━━━━━ SOURCE RECORDS

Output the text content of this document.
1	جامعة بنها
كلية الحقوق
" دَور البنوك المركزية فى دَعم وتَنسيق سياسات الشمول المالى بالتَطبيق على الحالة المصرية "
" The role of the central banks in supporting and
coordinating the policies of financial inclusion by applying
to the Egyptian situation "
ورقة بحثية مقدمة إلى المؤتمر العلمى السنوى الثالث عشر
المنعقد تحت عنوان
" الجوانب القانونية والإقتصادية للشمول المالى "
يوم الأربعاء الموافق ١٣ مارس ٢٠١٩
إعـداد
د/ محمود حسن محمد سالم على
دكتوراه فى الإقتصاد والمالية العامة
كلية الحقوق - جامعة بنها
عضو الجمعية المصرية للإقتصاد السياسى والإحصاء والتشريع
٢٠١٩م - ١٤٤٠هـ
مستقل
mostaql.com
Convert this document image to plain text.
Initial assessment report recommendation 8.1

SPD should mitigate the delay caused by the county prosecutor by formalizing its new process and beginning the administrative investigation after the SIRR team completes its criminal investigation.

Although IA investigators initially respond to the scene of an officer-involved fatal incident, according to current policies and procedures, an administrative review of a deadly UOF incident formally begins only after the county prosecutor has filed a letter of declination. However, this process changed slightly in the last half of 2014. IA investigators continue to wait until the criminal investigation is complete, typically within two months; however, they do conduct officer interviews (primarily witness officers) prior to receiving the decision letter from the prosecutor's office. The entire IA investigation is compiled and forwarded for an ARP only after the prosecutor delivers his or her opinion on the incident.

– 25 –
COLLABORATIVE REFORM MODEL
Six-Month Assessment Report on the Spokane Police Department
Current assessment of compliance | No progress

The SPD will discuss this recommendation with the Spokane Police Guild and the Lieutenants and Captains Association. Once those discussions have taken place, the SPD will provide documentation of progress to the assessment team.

━━━━━━━━━━

PROBLEM: Find the word "Spokane" and list each line it appears in.

SOLUTION:
Six-Month Assessment Report on the Spokane Police Department
The SPD will discuss this recommendation with the Spokane Police Guild and the Lieutenants and Captains Association. Once those discussions have taken place, the SPD will provide documentation of progress to the assessment team.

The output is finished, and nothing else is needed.